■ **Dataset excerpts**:
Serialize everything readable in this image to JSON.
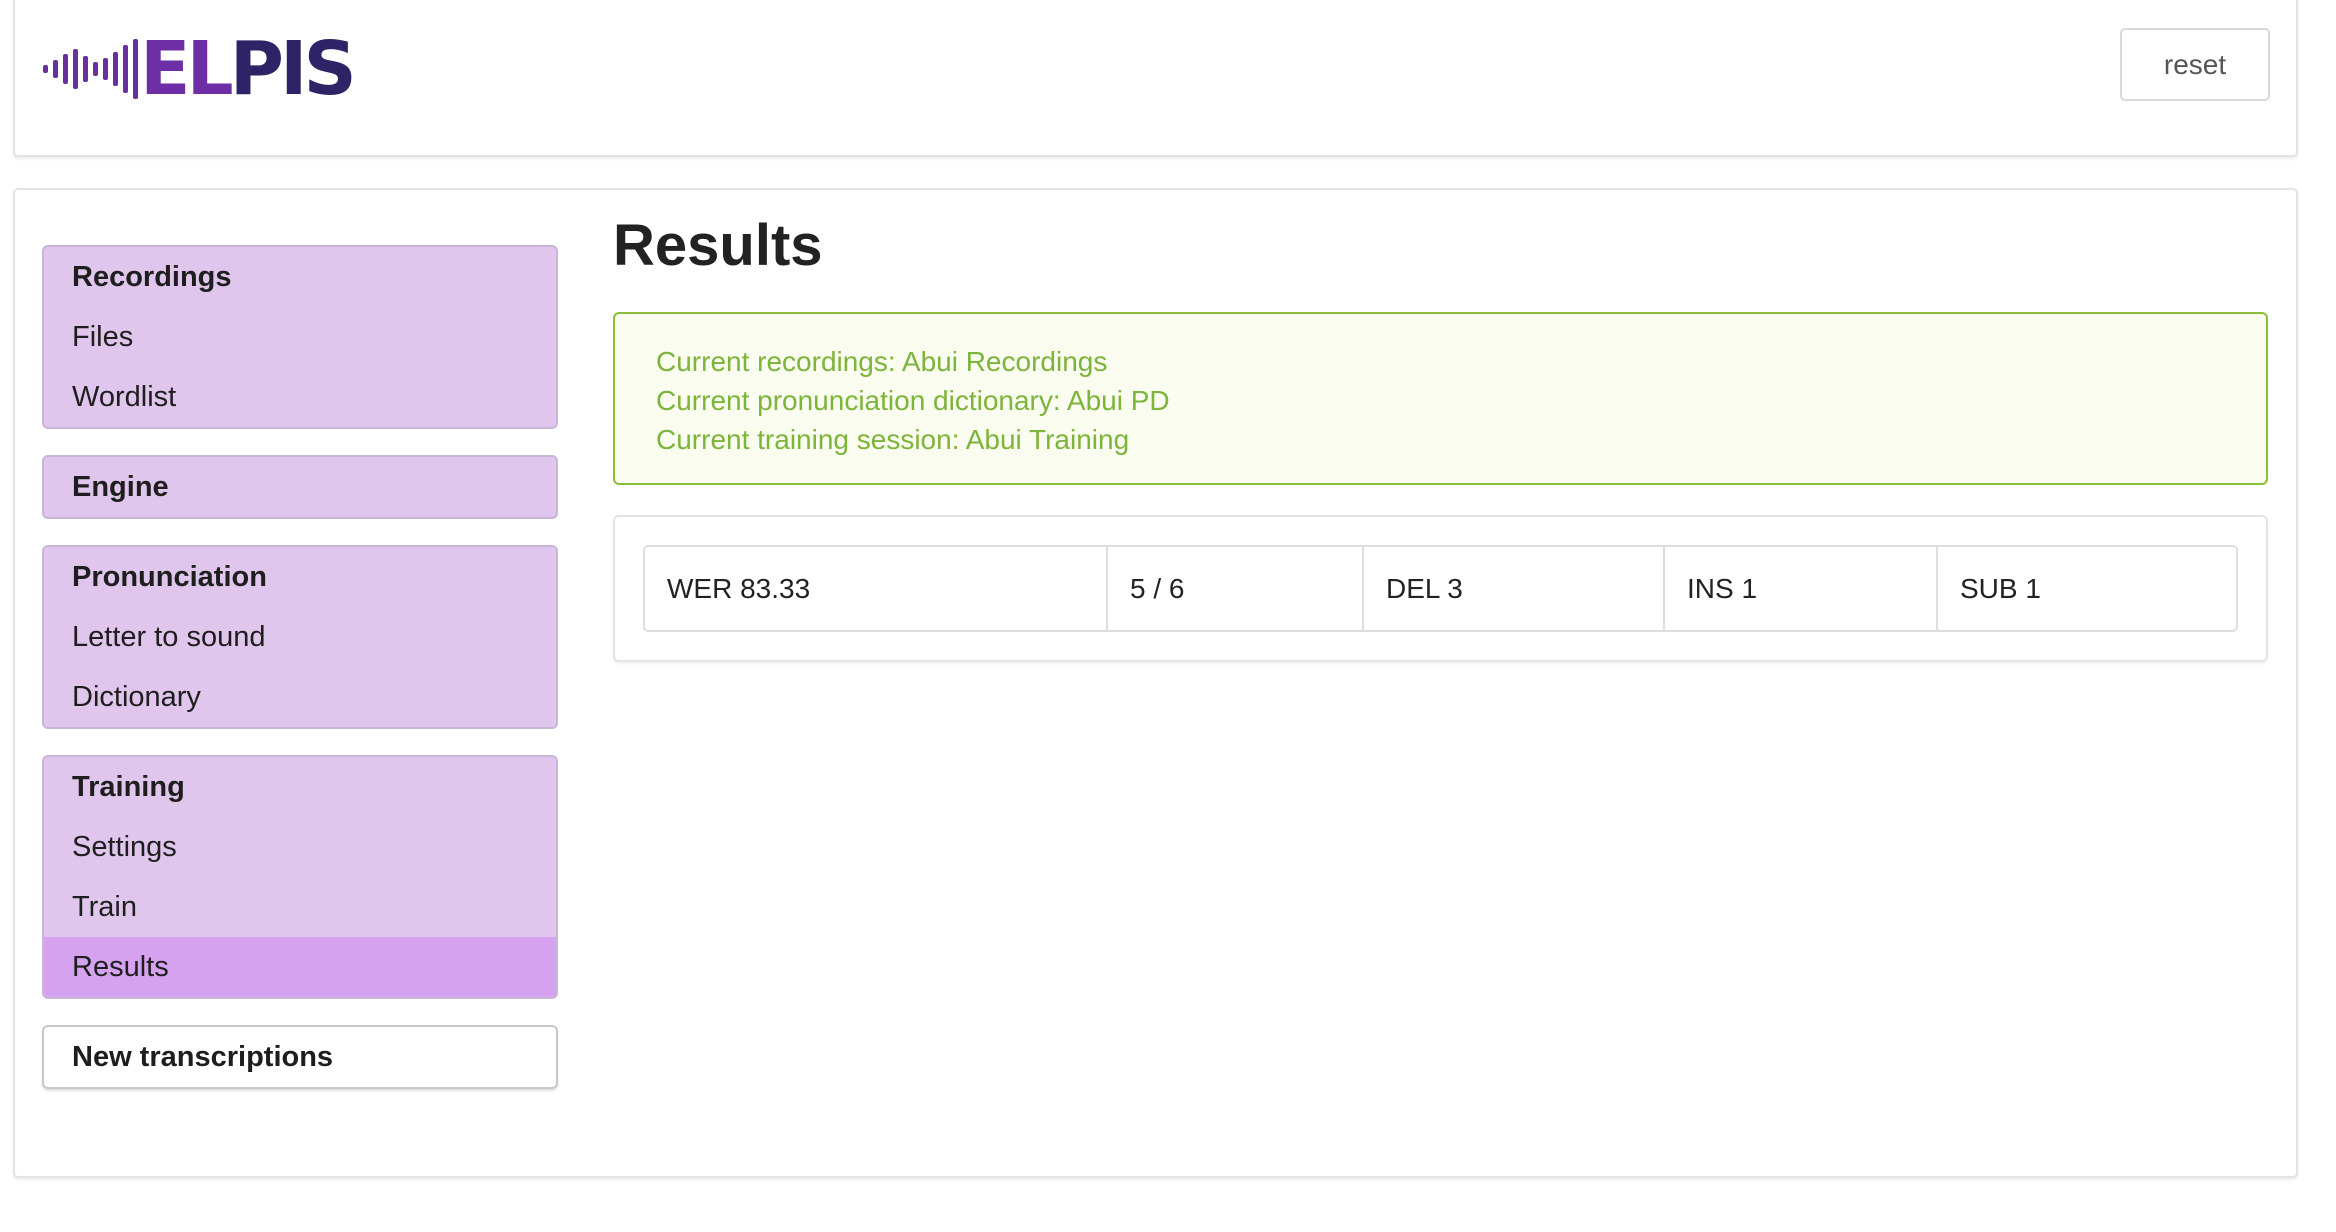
{
  "header": {
    "logo_text_left": "EL",
    "logo_text_right": "PIS",
    "reset_label": "reset"
  },
  "sidebar": {
    "groups": [
      {
        "title": "Recordings",
        "items": [
          "Files",
          "Wordlist"
        ]
      },
      {
        "title": "Engine",
        "items": []
      },
      {
        "title": "Pronunciation",
        "items": [
          "Letter to sound",
          "Dictionary"
        ]
      },
      {
        "title": "Training",
        "items": [
          "Settings",
          "Train",
          "Results"
        ]
      },
      {
        "title": "New transcriptions",
        "items": []
      }
    ],
    "active_item": "Results"
  },
  "main": {
    "title": "Results",
    "info": {
      "recordings": "Current recordings: Abui Recordings",
      "dictionary": "Current pronunciation dictionary: Abui PD",
      "training": "Current training session: Abui Training"
    },
    "results": {
      "wer": "WER 83.33",
      "ratio": "5 / 6",
      "del": "DEL 3",
      "ins": "INS 1",
      "sub": "SUB 1"
    }
  },
  "colors": {
    "logo_dark": "#2e2366",
    "logo_accent": "#6d2ea6",
    "menu_bg": "#e0c6ec",
    "menu_active": "#d5a2f0",
    "info_text": "#7db43a",
    "info_border": "#8bbf3a"
  }
}
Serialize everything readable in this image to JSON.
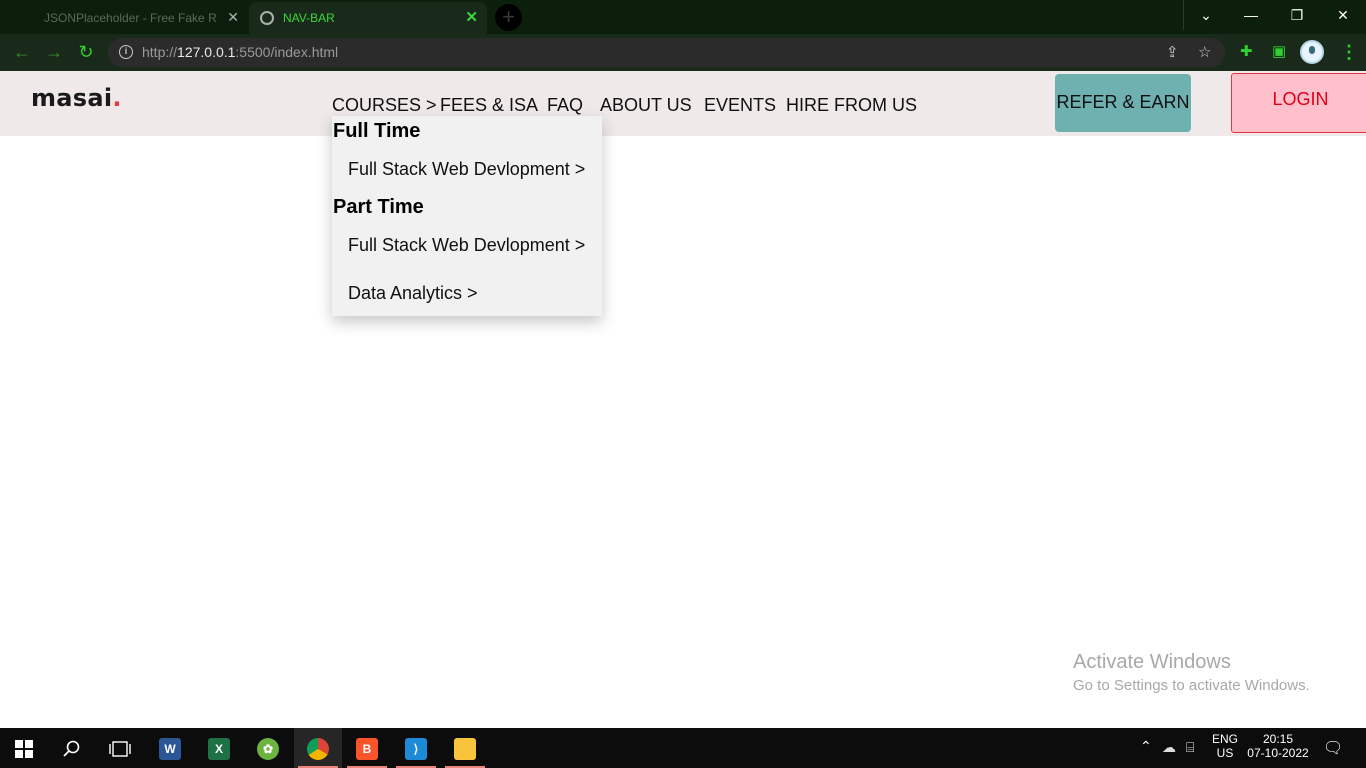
{
  "browser": {
    "tabs": [
      {
        "title": "JSONPlaceholder - Free Fake Rest",
        "active": false
      },
      {
        "title": "NAV-BAR",
        "active": true
      }
    ],
    "url_prefix": "http://",
    "url_host": "127.0.0.1",
    "url_rest": ":5500/index.html",
    "accent_color": "#2fd02f"
  },
  "site": {
    "logo": "masai",
    "logo_dot": ".",
    "nav": [
      "COURSES >",
      "FEES & ISA",
      "FAQ",
      "ABOUT US",
      "EVENTS",
      "HIRE FROM US"
    ],
    "refer_button": "REFER & EARN",
    "login_button": "LOGIN",
    "dropdown": {
      "full_time_heading": "Full Time",
      "full_time_items": [
        "Full Stack Web Devlopment >"
      ],
      "part_time_heading": "Part Time",
      "part_time_items": [
        "Full Stack Web Devlopment >",
        "Data Analytics >"
      ]
    }
  },
  "watermark": {
    "title": "Activate Windows",
    "subtitle": "Go to Settings to activate Windows."
  },
  "taskbar": {
    "language_top": "ENG",
    "language_bottom": "US",
    "time": "20:15",
    "date": "07-10-2022"
  }
}
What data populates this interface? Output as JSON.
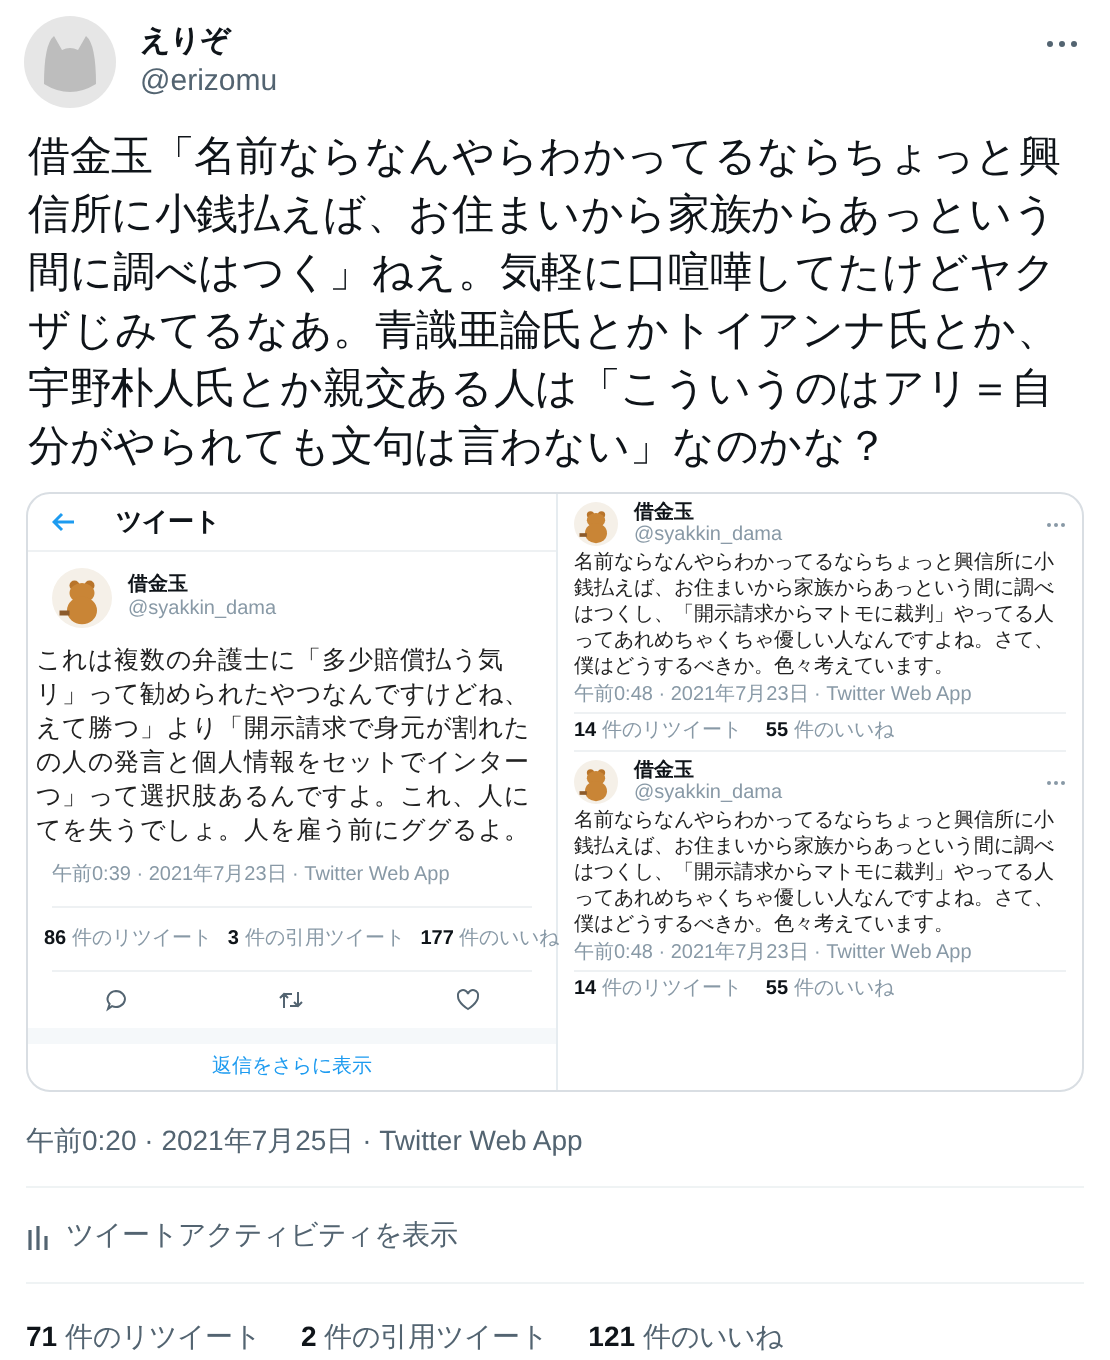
{
  "author": {
    "name": "えりぞ",
    "handle": "@erizomu"
  },
  "body": "借金玉「名前ならなんやらわかってるならちょっと興信所に小銭払えば、お住まいから家族からあっという間に調べはつく」ねえ。気軽に口喧嘩してたけどヤクザじみてるなあ。青識亜論氏とかトイアンナ氏とか、宇野朴人氏とか親交ある人は「こういうのはアリ＝自分がやられても文句は言わない」なのかな？",
  "embedded_screenshot": {
    "left_panel": {
      "header_title": "ツイート",
      "author": {
        "name": "借金玉",
        "handle": "@syakkin_dama"
      },
      "body_lines": [
        "これは複数の弁護士に「多少賠償払う気",
        "リ」って勧められたやつなんですけどね、",
        "えて勝つ」より「開示請求で身元が割れた",
        "の人の発言と個人情報をセットでインター",
        "つ」って選択肢あるんですよ。これ、人に",
        "てを失うでしょ。人を雇う前にググるよ。"
      ],
      "meta": "午前0:39 · 2021年7月23日 · Twitter Web App",
      "stats": [
        {
          "count": "86",
          "label": "件のリツイート"
        },
        {
          "count": "3",
          "label": "件の引用ツイート"
        },
        {
          "count": "177",
          "label": "件のいいね"
        }
      ],
      "show_more_replies": "返信をさらに表示"
    },
    "right_panel": {
      "tweets": [
        {
          "author": {
            "name": "借金玉",
            "handle": "@syakkin_dama"
          },
          "body": "名前ならなんやらわかってるならちょっと興信所に小銭払えば、お住まいから家族からあっという間に調べはつくし、「開示請求からマトモに裁判」やってる人ってあれめちゃくちゃ優しい人なんですよね。さて、僕はどうするべきか。色々考えています。",
          "meta": "午前0:48 · 2021年7月23日 · Twitter Web App",
          "stats": [
            {
              "count": "14",
              "label": "件のリツイート"
            },
            {
              "count": "55",
              "label": "件のいいね"
            }
          ]
        },
        {
          "author": {
            "name": "借金玉",
            "handle": "@syakkin_dama"
          },
          "body": "名前ならなんやらわかってるならちょっと興信所に小銭払えば、お住まいから家族からあっという間に調べはつくし、「開示請求からマトモに裁判」やってる人ってあれめちゃくちゃ優しい人なんですよね。さて、僕はどうするべきか。色々考えています。",
          "meta": "午前0:48 · 2021年7月23日 · Twitter Web App",
          "stats": [
            {
              "count": "14",
              "label": "件のリツイート"
            },
            {
              "count": "55",
              "label": "件のいいね"
            }
          ]
        }
      ]
    }
  },
  "meta": "午前0:20 · 2021年7月25日 · Twitter Web App",
  "activity_link": "ツイートアクティビティを表示",
  "stats": [
    {
      "count": "71",
      "label": "件のリツイート"
    },
    {
      "count": "2",
      "label": "件の引用ツイート"
    },
    {
      "count": "121",
      "label": "件のいいね"
    }
  ]
}
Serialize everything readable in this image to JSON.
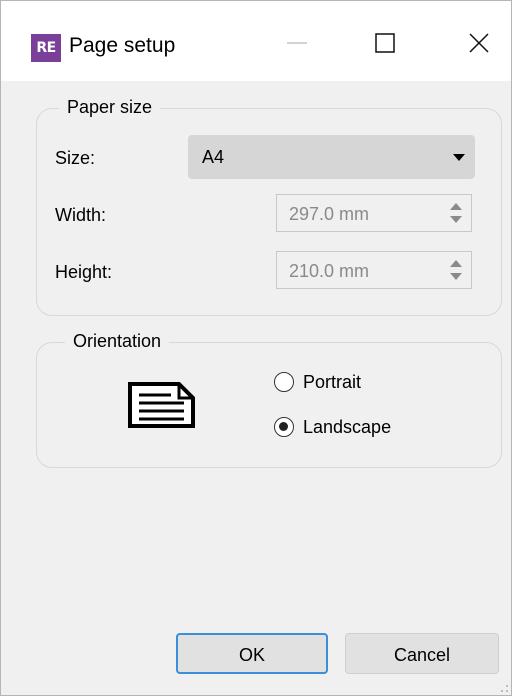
{
  "window": {
    "title": "Page setup",
    "app_icon_text": "RE",
    "app_icon_color": "#7a3f98"
  },
  "paper_size": {
    "legend": "Paper size",
    "size_label": "Size:",
    "size_value": "A4",
    "width_label": "Width:",
    "width_value": "297.0 mm",
    "height_label": "Height:",
    "height_value": "210.0 mm"
  },
  "orientation": {
    "legend": "Orientation",
    "options": [
      {
        "label": "Portrait",
        "selected": false
      },
      {
        "label": "Landscape",
        "selected": true
      }
    ]
  },
  "buttons": {
    "ok": "OK",
    "cancel": "Cancel"
  },
  "colors": {
    "focus_border": "#3a8fd8",
    "dialog_bg": "#f0f0f0"
  }
}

■ **Stated exercise**:
Write out the data precisely as given, excluding the pictures.

■ **Correct output**:
Serialize everything readable in this image to JSON.
{
  "header": {
    "logo_text_left": "EL",
    "logo_text_right": "PIS",
    "reset_label": "reset"
  },
  "sidebar": {
    "groups": [
      {
        "title": "Recordings",
        "items": [
          "Files",
          "Wordlist"
        ]
      },
      {
        "title": "Engine",
        "items": []
      },
      {
        "title": "Pronunciation",
        "items": [
          "Letter to sound",
          "Dictionary"
        ]
      },
      {
        "title": "Training",
        "items": [
          "Settings",
          "Train",
          "Results"
        ]
      },
      {
        "title": "New transcriptions",
        "items": []
      }
    ],
    "active_item": "Results"
  },
  "main": {
    "title": "Results",
    "info": {
      "recordings": "Current recordings: Abui Recordings",
      "dictionary": "Current pronunciation dictionary: Abui PD",
      "training": "Current training session: Abui Training"
    },
    "results": {
      "wer": "WER 83.33",
      "ratio": "5 / 6",
      "del": "DEL 3",
      "ins": "INS 1",
      "sub": "SUB 1"
    }
  },
  "colors": {
    "logo_dark": "#2e2366",
    "logo_accent": "#6d2ea6",
    "menu_bg": "#e0c6ec",
    "menu_active": "#d5a2f0",
    "info_text": "#7db43a",
    "info_border": "#8bbf3a"
  }
}
Serialize everything readable in this image to JSON.
{
  "browser": {
    "tabs": [
      {
        "title": "JSONPlaceholder - Free Fake Rest",
        "active": false
      },
      {
        "title": "NAV-BAR",
        "active": true
      }
    ],
    "url_prefix": "http://",
    "url_host": "127.0.0.1",
    "url_rest": ":5500/index.html",
    "accent_color": "#2fd02f"
  },
  "site": {
    "logo": "masai",
    "logo_dot": ".",
    "nav": [
      "COURSES >",
      "FEES & ISA",
      "FAQ",
      "ABOUT US",
      "EVENTS",
      "HIRE FROM US"
    ],
    "refer_button": "REFER & EARN",
    "login_button": "LOGIN",
    "dropdown": {
      "full_time_heading": "Full Time",
      "full_time_items": [
        "Full Stack Web Devlopment >"
      ],
      "part_time_heading": "Part Time",
      "part_time_items": [
        "Full Stack Web Devlopment >",
        "Data Analytics >"
      ]
    }
  },
  "watermark": {
    "title": "Activate Windows",
    "subtitle": "Go to Settings to activate Windows."
  },
  "taskbar": {
    "language_top": "ENG",
    "language_bottom": "US",
    "time": "20:15",
    "date": "07-10-2022"
  }
}
What data populates this interface? Output as JSON.
{
  "author": {
    "name": "えりぞ",
    "handle": "@erizomu"
  },
  "body": "借金玉「名前ならなんやらわかってるならちょっと興信所に小銭払えば、お住まいから家族からあっという間に調べはつく」ねえ。気軽に口喧嘩してたけどヤクザじみてるなあ。青識亜論氏とかトイアンナ氏とか、宇野朴人氏とか親交ある人は「こういうのはアリ＝自分がやられても文句は言わない」なのかな？",
  "embedded_screenshot": {
    "left_panel": {
      "header_title": "ツイート",
      "author": {
        "name": "借金玉",
        "handle": "@syakkin_dama"
      },
      "body_lines": [
        "これは複数の弁護士に「多少賠償払う気",
        "リ」って勧められたやつなんですけどね、",
        "えて勝つ」より「開示請求で身元が割れた",
        "の人の発言と個人情報をセットでインター",
        "つ」って選択肢あるんですよ。これ、人に",
        "てを失うでしょ。人を雇う前にググるよ。"
      ],
      "meta": "午前0:39 · 2021年7月23日 · Twitter Web App",
      "stats": [
        {
          "count": "86",
          "label": "件のリツイート"
        },
        {
          "count": "3",
          "label": "件の引用ツイート"
        },
        {
          "count": "177",
          "label": "件のいいね"
        }
      ],
      "show_more_replies": "返信をさらに表示"
    },
    "right_panel": {
      "tweets": [
        {
          "author": {
            "name": "借金玉",
            "handle": "@syakkin_dama"
          },
          "body": "名前ならなんやらわかってるならちょっと興信所に小銭払えば、お住まいから家族からあっという間に調べはつくし、「開示請求からマトモに裁判」やってる人ってあれめちゃくちゃ優しい人なんですよね。さて、僕はどうするべきか。色々考えています。",
          "meta": "午前0:48 · 2021年7月23日 · Twitter Web App",
          "stats": [
            {
              "count": "14",
              "label": "件のリツイート"
            },
            {
              "count": "55",
              "label": "件のいいね"
            }
          ]
        },
        {
          "author": {
            "name": "借金玉",
            "handle": "@syakkin_dama"
          },
          "body": "名前ならなんやらわかってるならちょっと興信所に小銭払えば、お住まいから家族からあっという間に調べはつくし、「開示請求からマトモに裁判」やってる人ってあれめちゃくちゃ優しい人なんですよね。さて、僕はどうするべきか。色々考えています。",
          "meta": "午前0:48 · 2021年7月23日 · Twitter Web App",
          "stats": [
            {
              "count": "14",
              "label": "件のリツイート"
            },
            {
              "count": "55",
              "label": "件のいいね"
            }
          ]
        }
      ]
    }
  },
  "meta": "午前0:20 · 2021年7月25日 · Twitter Web App",
  "activity_link": "ツイートアクティビティを表示",
  "stats": [
    {
      "count": "71",
      "label": "件のリツイート"
    },
    {
      "count": "2",
      "label": "件の引用ツイート"
    },
    {
      "count": "121",
      "label": "件のいいね"
    }
  ]
}
Serialize everything readable in this image to JSON.
{
  "window": {
    "title": "Page setup",
    "app_icon_text": "RE",
    "app_icon_color": "#7a3f98"
  },
  "paper_size": {
    "legend": "Paper size",
    "size_label": "Size:",
    "size_value": "A4",
    "width_label": "Width:",
    "width_value": "297.0 mm",
    "height_label": "Height:",
    "height_value": "210.0 mm"
  },
  "orientation": {
    "legend": "Orientation",
    "options": [
      {
        "label": "Portrait",
        "selected": false
      },
      {
        "label": "Landscape",
        "selected": true
      }
    ]
  },
  "buttons": {
    "ok": "OK",
    "cancel": "Cancel"
  },
  "colors": {
    "focus_border": "#3a8fd8",
    "dialog_bg": "#f0f0f0"
  }
}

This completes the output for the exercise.